- What this task involves
Check each line below for the word "Parse", and copy those that have it.

- Extracted data
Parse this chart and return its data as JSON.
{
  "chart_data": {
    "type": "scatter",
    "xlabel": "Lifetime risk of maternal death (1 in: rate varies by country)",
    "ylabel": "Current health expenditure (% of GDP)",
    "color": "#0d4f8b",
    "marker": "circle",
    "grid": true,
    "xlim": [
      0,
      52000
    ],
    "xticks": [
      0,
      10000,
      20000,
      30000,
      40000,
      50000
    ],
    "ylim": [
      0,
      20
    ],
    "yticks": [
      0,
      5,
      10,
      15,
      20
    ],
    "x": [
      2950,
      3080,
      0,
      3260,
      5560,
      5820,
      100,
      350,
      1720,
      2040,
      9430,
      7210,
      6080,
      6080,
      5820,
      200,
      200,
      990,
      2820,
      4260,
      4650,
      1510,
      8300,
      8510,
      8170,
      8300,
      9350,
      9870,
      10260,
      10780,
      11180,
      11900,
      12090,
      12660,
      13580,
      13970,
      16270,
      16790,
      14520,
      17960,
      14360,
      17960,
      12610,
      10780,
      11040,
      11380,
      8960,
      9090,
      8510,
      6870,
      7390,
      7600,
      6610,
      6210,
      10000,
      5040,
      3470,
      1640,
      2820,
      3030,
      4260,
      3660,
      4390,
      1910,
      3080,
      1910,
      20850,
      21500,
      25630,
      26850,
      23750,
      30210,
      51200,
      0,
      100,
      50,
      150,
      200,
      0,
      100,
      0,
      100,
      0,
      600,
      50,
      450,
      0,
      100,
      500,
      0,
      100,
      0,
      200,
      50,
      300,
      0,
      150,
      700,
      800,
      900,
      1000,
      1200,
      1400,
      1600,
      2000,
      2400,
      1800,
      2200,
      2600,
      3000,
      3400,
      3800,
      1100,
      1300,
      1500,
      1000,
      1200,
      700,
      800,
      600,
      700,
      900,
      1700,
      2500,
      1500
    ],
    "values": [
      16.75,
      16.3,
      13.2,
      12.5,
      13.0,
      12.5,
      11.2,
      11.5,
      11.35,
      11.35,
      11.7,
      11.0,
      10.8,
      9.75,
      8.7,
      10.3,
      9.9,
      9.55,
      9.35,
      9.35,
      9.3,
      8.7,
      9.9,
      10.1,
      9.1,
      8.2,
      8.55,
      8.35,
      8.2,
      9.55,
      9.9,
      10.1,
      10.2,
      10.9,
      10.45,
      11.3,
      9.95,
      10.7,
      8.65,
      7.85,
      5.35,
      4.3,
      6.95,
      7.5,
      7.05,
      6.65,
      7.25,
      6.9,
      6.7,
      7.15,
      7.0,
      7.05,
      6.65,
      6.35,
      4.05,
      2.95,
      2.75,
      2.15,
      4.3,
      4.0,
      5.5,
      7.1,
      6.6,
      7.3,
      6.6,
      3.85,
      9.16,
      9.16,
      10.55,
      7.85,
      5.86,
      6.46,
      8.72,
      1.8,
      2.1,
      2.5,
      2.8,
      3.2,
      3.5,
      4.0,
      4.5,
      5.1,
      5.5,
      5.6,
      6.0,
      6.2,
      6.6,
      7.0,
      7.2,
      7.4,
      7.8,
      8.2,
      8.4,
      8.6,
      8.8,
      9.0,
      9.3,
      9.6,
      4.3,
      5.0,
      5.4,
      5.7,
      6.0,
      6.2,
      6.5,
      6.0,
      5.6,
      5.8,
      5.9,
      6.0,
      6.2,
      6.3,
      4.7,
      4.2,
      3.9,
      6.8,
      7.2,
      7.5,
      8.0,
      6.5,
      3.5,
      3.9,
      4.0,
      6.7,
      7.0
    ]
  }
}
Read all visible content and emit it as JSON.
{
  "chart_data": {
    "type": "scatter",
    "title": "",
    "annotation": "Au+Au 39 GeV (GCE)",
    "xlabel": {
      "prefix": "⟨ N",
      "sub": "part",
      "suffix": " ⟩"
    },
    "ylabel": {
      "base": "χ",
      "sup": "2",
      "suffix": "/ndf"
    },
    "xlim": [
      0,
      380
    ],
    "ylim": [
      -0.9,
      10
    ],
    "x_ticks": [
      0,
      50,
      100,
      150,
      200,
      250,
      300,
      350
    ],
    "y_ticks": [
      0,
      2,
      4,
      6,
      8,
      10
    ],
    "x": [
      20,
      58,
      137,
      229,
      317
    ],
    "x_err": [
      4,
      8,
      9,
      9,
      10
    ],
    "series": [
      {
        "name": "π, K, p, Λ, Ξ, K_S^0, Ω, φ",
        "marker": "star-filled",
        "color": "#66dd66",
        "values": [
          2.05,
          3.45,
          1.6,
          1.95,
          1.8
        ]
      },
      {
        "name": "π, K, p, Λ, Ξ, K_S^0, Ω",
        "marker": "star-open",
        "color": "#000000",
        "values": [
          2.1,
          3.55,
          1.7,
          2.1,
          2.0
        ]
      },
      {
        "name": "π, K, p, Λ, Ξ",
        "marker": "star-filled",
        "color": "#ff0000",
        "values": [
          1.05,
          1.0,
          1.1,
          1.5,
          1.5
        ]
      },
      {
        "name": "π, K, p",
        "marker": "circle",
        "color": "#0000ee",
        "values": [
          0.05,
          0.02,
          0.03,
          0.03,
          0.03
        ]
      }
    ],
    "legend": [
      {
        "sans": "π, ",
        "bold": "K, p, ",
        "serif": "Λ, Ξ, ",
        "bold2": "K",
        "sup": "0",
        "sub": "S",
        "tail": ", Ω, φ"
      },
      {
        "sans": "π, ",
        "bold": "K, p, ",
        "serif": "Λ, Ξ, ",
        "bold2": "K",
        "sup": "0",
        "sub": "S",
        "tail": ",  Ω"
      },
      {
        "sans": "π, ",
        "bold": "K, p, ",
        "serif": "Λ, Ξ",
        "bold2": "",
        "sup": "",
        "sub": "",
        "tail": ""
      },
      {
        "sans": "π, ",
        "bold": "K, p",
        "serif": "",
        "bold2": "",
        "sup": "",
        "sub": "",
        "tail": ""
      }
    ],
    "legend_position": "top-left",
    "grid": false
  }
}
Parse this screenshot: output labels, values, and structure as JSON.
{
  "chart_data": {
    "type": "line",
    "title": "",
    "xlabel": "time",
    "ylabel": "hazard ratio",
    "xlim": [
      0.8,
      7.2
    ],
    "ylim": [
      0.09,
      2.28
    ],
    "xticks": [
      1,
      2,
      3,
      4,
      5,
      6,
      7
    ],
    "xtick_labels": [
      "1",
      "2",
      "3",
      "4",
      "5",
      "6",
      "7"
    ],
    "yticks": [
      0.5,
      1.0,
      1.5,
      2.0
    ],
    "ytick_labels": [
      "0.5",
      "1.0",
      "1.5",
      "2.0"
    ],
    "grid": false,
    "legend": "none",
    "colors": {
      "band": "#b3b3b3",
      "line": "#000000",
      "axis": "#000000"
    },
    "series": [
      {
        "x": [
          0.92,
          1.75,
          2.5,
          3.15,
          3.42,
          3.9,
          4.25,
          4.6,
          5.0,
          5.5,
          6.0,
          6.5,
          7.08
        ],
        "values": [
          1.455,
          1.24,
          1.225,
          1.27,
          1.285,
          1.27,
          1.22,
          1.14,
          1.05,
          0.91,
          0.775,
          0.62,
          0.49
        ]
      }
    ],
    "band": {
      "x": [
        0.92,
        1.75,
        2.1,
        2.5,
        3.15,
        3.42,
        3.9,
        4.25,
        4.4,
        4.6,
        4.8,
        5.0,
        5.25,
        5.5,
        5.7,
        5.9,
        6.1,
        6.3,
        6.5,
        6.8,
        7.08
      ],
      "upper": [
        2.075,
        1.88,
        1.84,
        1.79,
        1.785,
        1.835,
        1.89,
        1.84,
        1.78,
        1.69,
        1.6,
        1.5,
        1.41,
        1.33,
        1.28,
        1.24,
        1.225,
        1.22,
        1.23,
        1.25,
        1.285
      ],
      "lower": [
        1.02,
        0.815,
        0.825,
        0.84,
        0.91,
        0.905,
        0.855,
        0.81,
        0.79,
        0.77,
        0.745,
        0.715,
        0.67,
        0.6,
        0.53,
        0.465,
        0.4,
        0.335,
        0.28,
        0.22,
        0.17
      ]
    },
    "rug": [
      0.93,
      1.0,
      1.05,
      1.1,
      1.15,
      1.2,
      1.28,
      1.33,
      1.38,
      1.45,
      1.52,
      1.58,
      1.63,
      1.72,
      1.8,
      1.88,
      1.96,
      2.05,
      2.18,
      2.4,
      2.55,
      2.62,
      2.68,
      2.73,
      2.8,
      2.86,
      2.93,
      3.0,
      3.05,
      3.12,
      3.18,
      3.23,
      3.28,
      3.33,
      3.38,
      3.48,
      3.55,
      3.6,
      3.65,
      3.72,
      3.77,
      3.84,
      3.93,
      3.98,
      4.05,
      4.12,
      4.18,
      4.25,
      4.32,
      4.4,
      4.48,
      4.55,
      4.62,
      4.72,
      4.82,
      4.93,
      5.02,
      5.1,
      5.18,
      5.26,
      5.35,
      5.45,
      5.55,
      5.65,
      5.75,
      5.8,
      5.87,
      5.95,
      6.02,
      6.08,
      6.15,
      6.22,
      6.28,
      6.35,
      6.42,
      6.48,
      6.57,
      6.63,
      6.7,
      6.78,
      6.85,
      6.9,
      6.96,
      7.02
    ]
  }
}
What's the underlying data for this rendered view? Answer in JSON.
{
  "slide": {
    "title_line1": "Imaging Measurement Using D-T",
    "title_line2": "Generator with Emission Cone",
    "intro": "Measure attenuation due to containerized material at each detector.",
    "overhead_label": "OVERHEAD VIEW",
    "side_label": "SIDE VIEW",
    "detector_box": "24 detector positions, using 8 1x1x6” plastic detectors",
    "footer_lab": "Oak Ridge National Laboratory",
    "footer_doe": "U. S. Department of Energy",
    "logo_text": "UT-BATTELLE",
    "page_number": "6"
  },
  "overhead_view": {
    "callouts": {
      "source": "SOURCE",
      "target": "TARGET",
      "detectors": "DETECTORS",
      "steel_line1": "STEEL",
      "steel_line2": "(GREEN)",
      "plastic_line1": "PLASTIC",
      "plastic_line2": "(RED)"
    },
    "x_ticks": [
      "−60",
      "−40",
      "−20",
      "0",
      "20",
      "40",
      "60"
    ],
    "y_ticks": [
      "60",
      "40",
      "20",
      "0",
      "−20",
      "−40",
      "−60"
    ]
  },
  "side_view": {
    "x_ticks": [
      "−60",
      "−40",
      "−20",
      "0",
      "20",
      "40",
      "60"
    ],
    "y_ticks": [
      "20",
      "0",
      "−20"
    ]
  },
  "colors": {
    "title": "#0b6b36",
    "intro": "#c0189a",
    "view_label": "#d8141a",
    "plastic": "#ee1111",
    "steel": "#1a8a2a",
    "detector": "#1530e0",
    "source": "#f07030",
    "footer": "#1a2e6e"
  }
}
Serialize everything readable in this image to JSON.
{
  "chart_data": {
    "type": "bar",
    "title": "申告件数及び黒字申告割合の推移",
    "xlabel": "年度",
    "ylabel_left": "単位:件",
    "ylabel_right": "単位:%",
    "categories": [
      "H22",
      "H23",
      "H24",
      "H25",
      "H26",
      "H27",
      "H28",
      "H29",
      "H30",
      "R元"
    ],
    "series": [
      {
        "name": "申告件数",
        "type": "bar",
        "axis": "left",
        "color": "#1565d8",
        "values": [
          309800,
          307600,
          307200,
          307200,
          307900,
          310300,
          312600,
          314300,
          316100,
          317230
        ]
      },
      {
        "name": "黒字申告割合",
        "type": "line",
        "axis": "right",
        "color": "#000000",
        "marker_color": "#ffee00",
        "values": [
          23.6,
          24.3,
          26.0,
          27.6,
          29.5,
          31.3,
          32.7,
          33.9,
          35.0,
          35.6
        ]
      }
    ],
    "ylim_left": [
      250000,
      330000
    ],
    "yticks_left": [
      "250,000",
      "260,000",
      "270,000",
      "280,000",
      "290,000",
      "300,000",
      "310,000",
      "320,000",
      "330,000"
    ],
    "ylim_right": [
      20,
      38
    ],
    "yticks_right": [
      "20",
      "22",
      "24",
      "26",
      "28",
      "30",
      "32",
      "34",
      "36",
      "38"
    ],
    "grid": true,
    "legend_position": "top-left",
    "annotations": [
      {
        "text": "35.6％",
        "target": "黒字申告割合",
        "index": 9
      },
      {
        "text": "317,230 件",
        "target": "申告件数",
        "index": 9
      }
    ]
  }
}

- Output
Parse this chart and return its data as JSON.
Parse this screenshot: output labels, values, and structure as JSON.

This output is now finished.